[Extracted records]
◆ ◆ ◆ ◆ ◆

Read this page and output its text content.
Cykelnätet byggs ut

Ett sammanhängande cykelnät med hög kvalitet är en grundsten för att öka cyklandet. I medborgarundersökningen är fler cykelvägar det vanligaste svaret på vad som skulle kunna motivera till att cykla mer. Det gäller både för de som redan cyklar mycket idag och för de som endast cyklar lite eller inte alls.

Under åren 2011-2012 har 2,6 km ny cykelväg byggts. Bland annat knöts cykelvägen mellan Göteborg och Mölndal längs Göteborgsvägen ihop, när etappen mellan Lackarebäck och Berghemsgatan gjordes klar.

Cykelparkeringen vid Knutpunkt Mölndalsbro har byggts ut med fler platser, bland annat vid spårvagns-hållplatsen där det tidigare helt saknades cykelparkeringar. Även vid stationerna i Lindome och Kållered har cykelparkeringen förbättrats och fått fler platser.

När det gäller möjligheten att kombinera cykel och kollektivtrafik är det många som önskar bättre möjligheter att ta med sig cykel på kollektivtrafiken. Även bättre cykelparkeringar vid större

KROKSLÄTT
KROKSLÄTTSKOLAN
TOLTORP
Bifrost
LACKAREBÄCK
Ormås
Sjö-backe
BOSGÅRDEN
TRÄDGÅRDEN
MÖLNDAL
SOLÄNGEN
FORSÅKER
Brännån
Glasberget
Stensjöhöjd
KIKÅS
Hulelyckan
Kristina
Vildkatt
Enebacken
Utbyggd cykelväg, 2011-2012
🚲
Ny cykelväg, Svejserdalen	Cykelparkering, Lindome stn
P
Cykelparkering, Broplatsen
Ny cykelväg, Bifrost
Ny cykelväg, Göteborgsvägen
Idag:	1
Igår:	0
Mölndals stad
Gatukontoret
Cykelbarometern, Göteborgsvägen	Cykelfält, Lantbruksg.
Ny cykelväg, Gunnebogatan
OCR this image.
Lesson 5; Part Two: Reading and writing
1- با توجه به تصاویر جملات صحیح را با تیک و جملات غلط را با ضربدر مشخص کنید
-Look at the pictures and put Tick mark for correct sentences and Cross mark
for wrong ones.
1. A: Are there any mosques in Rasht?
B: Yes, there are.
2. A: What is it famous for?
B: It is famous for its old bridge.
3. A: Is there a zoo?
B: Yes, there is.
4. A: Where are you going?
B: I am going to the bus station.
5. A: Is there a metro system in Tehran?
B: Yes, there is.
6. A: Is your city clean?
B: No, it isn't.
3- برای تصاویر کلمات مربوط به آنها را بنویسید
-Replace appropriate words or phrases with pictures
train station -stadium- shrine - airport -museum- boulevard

◆ ◆ ◆ ◆ ◆

Every line above should be printed again exactly as it stands.

_Task solution_.
Read this page and output its text content.
Cykelnätet byggs ut

Ett sammanhängande cykelnät med hög kvalitet är en grundsten för att öka cyklandet. I medborgarundersökningen är fler cykelvägar det vanligaste svaret på vad som skulle kunna motivera till att cykla mer. Det gäller både för de som redan cyklar mycket idag och för de som endast cyklar lite eller inte alls.

Under åren 2011-2012 har 2,6 km ny cykelväg byggts. Bland annat knöts cykelvägen mellan Göteborg och Mölndal längs Göteborgsvägen ihop, när etappen mellan Lackarebäck och Berghemsgatan gjordes klar.

Cykelparkeringen vid Knutpunkt Mölndalsbro har byggts ut med fler platser, bland annat vid spårvagns-hållplatsen där det tidigare helt saknades cykelparkeringar. Även vid stationerna i Lindome och Kållered har cykelparkeringen förbättrats och fått fler platser.

När det gäller möjligheten att kombinera cykel och kollektivtrafik är det många som önskar bättre möjligheter att ta med sig cykel på kollektivtrafiken. Även bättre cykelparkeringar vid större

KROKSLÄTT
KROKSLÄTTSKOLAN
TOLTORP
Bifrost
LACKAREBÄCK
Ormås
Sjö-backe
BOSGÅRDEN
TRÄDGÅRDEN
MÖLNDAL
SOLÄNGEN
FORSÅKER
Brännån
Glasberget
Stensjöhöjd
KIKÅS
Hulelyckan
Kristina
Vildkatt
Enebacken
Utbyggd cykelväg, 2011-2012
🚲
Ny cykelväg, Svejserdalen	Cykelparkering, Lindome stn
P
Cykelparkering, Broplatsen
Ny cykelväg, Bifrost
Ny cykelväg, Göteborgsvägen
Idag:	1
Igår:	0
Mölndals stad
Gatukontoret
Cykelbarometern, Göteborgsvägen	Cykelfält, Lantbruksg.
Ny cykelväg, Gunnebogatan
OCR this image.
Lesson 5; Part Two: Reading and writing
1- با توجه به تصاویر جملات صحیح را با تیک و جملات غلط را با ضربدر مشخص کنید
-Look at the pictures and put Tick mark for correct sentences and Cross mark
for wrong ones.
1. A: Are there any mosques in Rasht?
B: Yes, there are.
2. A: What is it famous for?
B: It is famous for its old bridge.
3. A: Is there a zoo?
B: Yes, there is.
4. A: Where are you going?
B: I am going to the bus station.
5. A: Is there a metro system in Tehran?
B: Yes, there is.
6. A: Is your city clean?
B: No, it isn't.
3- برای تصاویر کلمات مربوط به آنها را بنویسید
-Replace appropriate words or phrases with pictures
train station -stadium- shrine - airport -museum- boulevard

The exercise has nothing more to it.